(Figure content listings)
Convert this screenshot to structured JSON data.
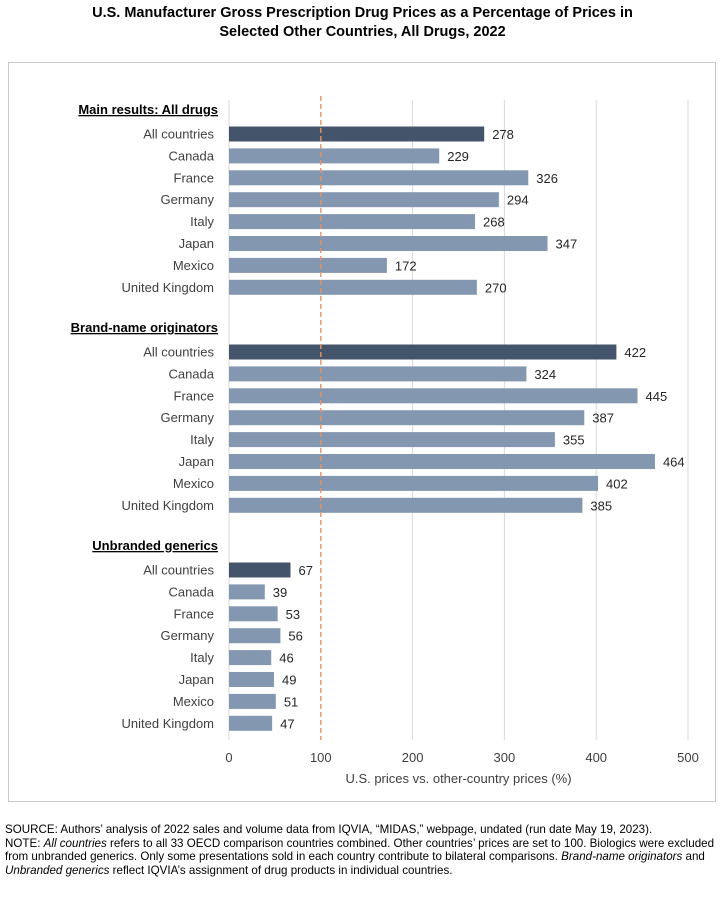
{
  "title": {
    "line1": "U.S. Manufacturer Gross Prescription Drug Prices as a Percentage of Prices in",
    "line2": "Selected Other Countries, All Drugs, 2022"
  },
  "colors": {
    "highlight_bar": "#44546a",
    "regular_bar": "#8497b0",
    "reference_line": "#e69366",
    "gridline": "#d9d9d9"
  },
  "chart_data": {
    "type": "bar",
    "orientation": "horizontal",
    "xlabel": "U.S. prices vs. other-country prices (%)",
    "xlim": [
      0,
      500
    ],
    "xticks": [
      0,
      100,
      200,
      300,
      400,
      500
    ],
    "reference_line": 100,
    "grid": true,
    "groups": [
      {
        "heading": "Main results: All drugs",
        "categories": [
          "All countries",
          "Canada",
          "France",
          "Germany",
          "Italy",
          "Japan",
          "Mexico",
          "United Kingdom"
        ],
        "values": [
          278,
          229,
          326,
          294,
          268,
          347,
          172,
          270
        ]
      },
      {
        "heading": "Brand-name originators",
        "categories": [
          "All countries",
          "Canada",
          "France",
          "Germany",
          "Italy",
          "Japan",
          "Mexico",
          "United Kingdom"
        ],
        "values": [
          422,
          324,
          445,
          387,
          355,
          464,
          402,
          385
        ]
      },
      {
        "heading": "Unbranded generics",
        "categories": [
          "All countries",
          "Canada",
          "France",
          "Germany",
          "Italy",
          "Japan",
          "Mexico",
          "United Kingdom"
        ],
        "values": [
          67,
          39,
          53,
          56,
          46,
          49,
          51,
          47
        ]
      }
    ]
  },
  "notes": {
    "source": "SOURCE: Authors’ analysis of 2022 sales and volume data from IQVIA, “MIDAS,” webpage, undated (run date May 19, 2023).",
    "note_prefix": "NOTE: ",
    "note_all_countries": "All countries",
    "note_part1": " refers to all 33 OECD comparison countries combined. Other countries’ prices are set to 100. Biologics were excluded from unbranded generics. Only some presentations sold in each country contribute to bilateral comparisons. ",
    "note_brand": "Brand-name originators",
    "note_and": " and ",
    "note_generics": "Unbranded generics",
    "note_part2": " reflect IQVIA’s assignment of drug products in individual countries."
  }
}
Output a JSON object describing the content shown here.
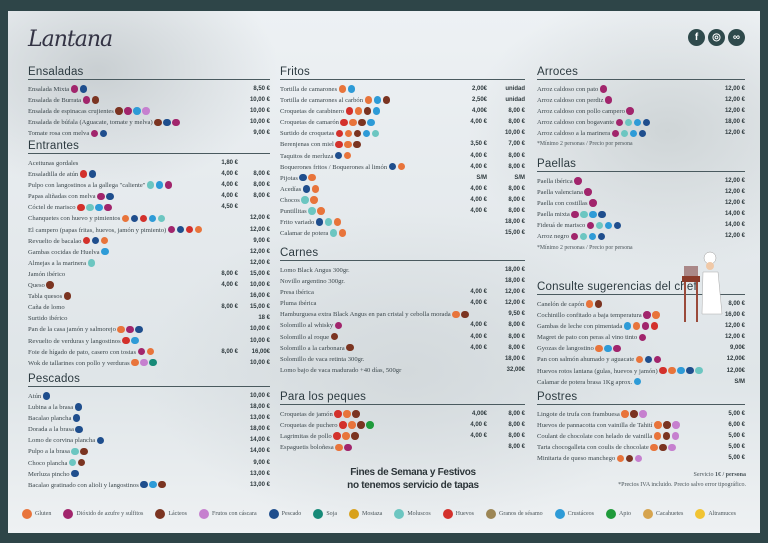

What the task requires: Quote all of the entries word for word, omitting any pictures.

The output:
Convert this screenshot to structured JSON data.
{
  "title": {
    "line1": "U.S. Manufacturer Gross Prescription Drug Prices as a Percentage of Prices in",
    "line2": "Selected Other Countries, All Drugs, 2022"
  },
  "colors": {
    "highlight_bar": "#44546a",
    "regular_bar": "#8497b0",
    "reference_line": "#e69366",
    "gridline": "#d9d9d9"
  },
  "chart_data": {
    "type": "bar",
    "orientation": "horizontal",
    "xlabel": "U.S. prices vs. other-country prices (%)",
    "xlim": [
      0,
      500
    ],
    "xticks": [
      0,
      100,
      200,
      300,
      400,
      500
    ],
    "reference_line": 100,
    "grid": true,
    "groups": [
      {
        "heading": "Main results: All drugs",
        "categories": [
          "All countries",
          "Canada",
          "France",
          "Germany",
          "Italy",
          "Japan",
          "Mexico",
          "United Kingdom"
        ],
        "values": [
          278,
          229,
          326,
          294,
          268,
          347,
          172,
          270
        ]
      },
      {
        "heading": "Brand-name originators",
        "categories": [
          "All countries",
          "Canada",
          "France",
          "Germany",
          "Italy",
          "Japan",
          "Mexico",
          "United Kingdom"
        ],
        "values": [
          422,
          324,
          445,
          387,
          355,
          464,
          402,
          385
        ]
      },
      {
        "heading": "Unbranded generics",
        "categories": [
          "All countries",
          "Canada",
          "France",
          "Germany",
          "Italy",
          "Japan",
          "Mexico",
          "United Kingdom"
        ],
        "values": [
          67,
          39,
          53,
          56,
          46,
          49,
          51,
          47
        ]
      }
    ]
  },
  "notes": {
    "source": "SOURCE: Authors’ analysis of 2022 sales and volume data from IQVIA, “MIDAS,” webpage, undated (run date May 19, 2023).",
    "note_prefix": "NOTE: ",
    "note_all_countries": "All countries",
    "note_part1": " refers to all 33 OECD comparison countries combined. Other countries’ prices are set to 100. Biologics were excluded from unbranded generics. Only some presentations sold in each country contribute to bilateral comparisons. ",
    "note_brand": "Brand-name originators",
    "note_and": " and ",
    "note_generics": "Unbranded generics",
    "note_part2": " reflect IQVIA’s assignment of drug products in individual countries."
  }
}
Output a JSON object describing the content shown here.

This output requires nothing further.